# Document segment:
** begin **

India and Pakistan commenced cross-Line of Control (LoC) trade on October 21, 2008 as a part of confidence-building measures (CBMs). This economic interaction was expected to build partnerships and people-to-people relations across a highly contested and often volatile border.
Over the last fourteen years, cross-LoC trade has witnessed a start-stop tendency. Trade suspension has had three main reasons—the worsening of political relations between the two sides, heightened cross-border kinetic activity, and rise of security concerns (such as smuggling of arms, ammunition, fake currency, and narcotics trafficking). However, beyond being a CBM, cross-LoC trade has benefits for the micro-economy in border areas, which are often overlooked. This piece argues for a relook at and resumption of trade with necessary structural changes from the perspective of border economy.
Nature of Trade
A standard operating procedure document issued in 2008 for cross-LoC trade forms the framework for trade and includes a list of permitted items, timings, permits, and code of conduct for movement. The most important aspect of the trade was that it involved a barter system. Traders on both sides of the border did not transact in currency but in kind. For instance, if an Indian trader sent, say, Good A worth Rs. 1,00,000 across, then a trader from Pakistan sent Good B worth the same amount across. There were no trade duties charged on either side of the border. The permitted items include agricultural produce, handloom, and handicraft products. Traders from the Indian side exported onions, coconuts, spices and imported dry fruits, fruits, and carpets. The barter system exists because it was designed and executed as a CBM as opposed to a measure for economic benefit.
The exchange is enabled by two trade facilitation centers that have been set up between a) Salamabad (administered by India) and Muzaffarabad (administered by Pakistan), and b) Chakan Da Bagh (administered by India) and Rawalakot (administered by Pakistan). On the Indian side, the exercise is monitored by a trade facilitation officer (appointed by the central government) and a custodian of cross-LoC trade (appointed by the state government). While initially, in October 2008, trade was permitted twice a week with only twenty-five trucks per day from both sides, following ministry-level talks in July 2011, this rose to four days a week with a hundred trucks per day being allowed from both sides.
Politics of Trade
In April 2019, the Indian National Investigation Agency (NIA) recommended that trade be suspended on the grounds of misuse by some traders with links to militant groups based in Pakistan, illegal flow of weapons, narcotics, fake currency, and routing of third-party/other-country goods due to lower import duty. Officials also cite under-invoicing of goods (to reach permitted value) while selling them at market rates once they cross the border. The Indian Ministry of Home Affairs said that trade was “being suspended pending the putting into place of a stricter regulatory regime.” Three years on, this regulatory regime is yet to see implementation.
In the past, trade has been impacted due to ceasefire violations. For example, in March 2019, trade was suspended because of mortar shelling and small arms fire by the Pakistani army on Chakan Da Bagh Trade Facilitation Center—the fire and shells hit a few sheds and an X-ray machine. And, at various instances in 2012, trade had been suspended due to ceasefire incidents, escalation by the Pakistani army, and clashes between the two forces.

** end **

# Labeled box records:
** begin **

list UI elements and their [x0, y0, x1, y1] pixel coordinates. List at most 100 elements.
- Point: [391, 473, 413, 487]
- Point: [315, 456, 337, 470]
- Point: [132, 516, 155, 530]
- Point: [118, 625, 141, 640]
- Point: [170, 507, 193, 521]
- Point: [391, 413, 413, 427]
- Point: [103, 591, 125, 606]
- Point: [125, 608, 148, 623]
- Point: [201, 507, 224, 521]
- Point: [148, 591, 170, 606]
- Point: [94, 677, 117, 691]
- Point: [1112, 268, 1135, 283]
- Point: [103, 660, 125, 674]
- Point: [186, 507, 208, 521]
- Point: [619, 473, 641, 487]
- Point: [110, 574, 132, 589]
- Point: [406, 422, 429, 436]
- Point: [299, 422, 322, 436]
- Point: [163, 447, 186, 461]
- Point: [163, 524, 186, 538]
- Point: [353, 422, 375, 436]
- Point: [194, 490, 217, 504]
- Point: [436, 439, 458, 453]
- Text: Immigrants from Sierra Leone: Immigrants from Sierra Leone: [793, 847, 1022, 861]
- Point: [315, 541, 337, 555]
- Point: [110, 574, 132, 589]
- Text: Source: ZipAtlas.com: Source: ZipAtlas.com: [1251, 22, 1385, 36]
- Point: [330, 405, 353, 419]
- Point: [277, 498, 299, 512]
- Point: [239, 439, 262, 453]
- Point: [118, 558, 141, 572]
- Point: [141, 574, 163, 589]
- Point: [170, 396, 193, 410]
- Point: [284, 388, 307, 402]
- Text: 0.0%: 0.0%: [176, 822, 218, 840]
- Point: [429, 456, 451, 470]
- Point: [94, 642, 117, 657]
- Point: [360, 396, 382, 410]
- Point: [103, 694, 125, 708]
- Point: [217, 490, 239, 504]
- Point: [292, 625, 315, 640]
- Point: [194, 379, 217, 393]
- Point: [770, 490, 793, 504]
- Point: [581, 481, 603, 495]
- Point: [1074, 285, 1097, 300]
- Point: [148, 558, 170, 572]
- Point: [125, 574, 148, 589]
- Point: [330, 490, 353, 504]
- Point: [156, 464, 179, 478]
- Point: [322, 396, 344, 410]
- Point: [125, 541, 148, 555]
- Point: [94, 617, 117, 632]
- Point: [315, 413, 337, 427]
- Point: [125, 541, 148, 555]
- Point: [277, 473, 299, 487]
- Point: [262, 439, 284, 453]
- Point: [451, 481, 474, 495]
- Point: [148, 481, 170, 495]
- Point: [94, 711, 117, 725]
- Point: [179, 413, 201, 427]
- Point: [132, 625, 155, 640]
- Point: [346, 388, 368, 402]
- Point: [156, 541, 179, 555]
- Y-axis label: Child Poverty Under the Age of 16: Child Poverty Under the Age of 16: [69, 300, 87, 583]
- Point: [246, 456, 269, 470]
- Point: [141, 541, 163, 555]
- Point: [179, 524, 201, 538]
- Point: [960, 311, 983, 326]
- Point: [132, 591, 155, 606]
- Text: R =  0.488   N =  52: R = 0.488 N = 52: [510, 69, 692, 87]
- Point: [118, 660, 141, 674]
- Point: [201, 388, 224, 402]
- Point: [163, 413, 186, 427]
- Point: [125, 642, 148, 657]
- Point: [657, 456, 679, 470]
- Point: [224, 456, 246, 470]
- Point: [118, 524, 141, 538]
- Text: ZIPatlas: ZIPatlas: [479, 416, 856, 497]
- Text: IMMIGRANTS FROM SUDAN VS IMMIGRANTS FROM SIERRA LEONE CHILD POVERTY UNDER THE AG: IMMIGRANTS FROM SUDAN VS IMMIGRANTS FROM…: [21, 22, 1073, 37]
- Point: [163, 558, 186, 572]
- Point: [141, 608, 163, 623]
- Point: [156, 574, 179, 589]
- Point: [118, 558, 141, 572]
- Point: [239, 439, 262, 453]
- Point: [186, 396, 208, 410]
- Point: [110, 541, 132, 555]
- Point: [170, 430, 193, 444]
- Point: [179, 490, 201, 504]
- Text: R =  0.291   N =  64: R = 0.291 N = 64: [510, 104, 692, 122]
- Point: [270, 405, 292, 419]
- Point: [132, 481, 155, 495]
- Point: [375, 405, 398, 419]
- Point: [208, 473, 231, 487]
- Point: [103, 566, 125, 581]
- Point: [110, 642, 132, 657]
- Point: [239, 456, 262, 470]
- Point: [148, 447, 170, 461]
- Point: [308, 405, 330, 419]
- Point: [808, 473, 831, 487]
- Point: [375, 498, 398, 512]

** end **

# Goals:
1. Answer these questions from the article on cross-LoC trade, one answer per line:
(a) On what date did cross-LoC trade begin?
(b) Which two places does the second trade facilitation center connect?
(c) Which agency recommended in April 2019 that the trade be suspended?
2. Extend the article on cross-LoC trade with new writing that follows on from its final paragraph.

# Outputs for the tasks:
1.
(a) October 21, 2008
(b) Chakan Da Bagh and Rawalakot
(c) The Indian National Investigation Agency (NIA)

2.
There have been many trade suspensions over the last decade. However, during some incredibly challenging times, such as the Pulwama terror attack in 2019, cross-LoC trade has been resilient. However, if it is looked at just as a CBM, its structural problems—which include the lack of banking facilities and absence of cross-border communication channels—are unlikely to be solved, because trade would remain only a symbolic gesture and not one with economic potential.
Economics of Trade
One of the rationales for cross-LoC trade was to build economic stakes for peace on both sides. While the trade is undoubtedly an important CBM, the case for its swift resumption is based on the economic benefits it offers border regions. By some estimates, in the ten-year period between 2008 and 2018, 23,632 Indian trucks crossed the LoC with goods worth Rs. 9,467 crores and 12,362 Pakistani trucks crossed with goods worth Rs. 8,259 crores. This created 1,70,000 day jobs of freight revenue of approximately Rs. 66.4 crores for transporters. The micro-economy resulting from this trade exercise gave employment, directly or indirectly, to over 20,000 people—truck drivers, laborers, restaurant owners, gas station employees, repairmen, and so on. The trade turned Uri and Chakan Da Bagh into business hubs while engaging local youth as managers and wage-earners. The trade routes also facilitated cheaper access to some goods and staples that would have otherwise come from other parts of India at higher prices.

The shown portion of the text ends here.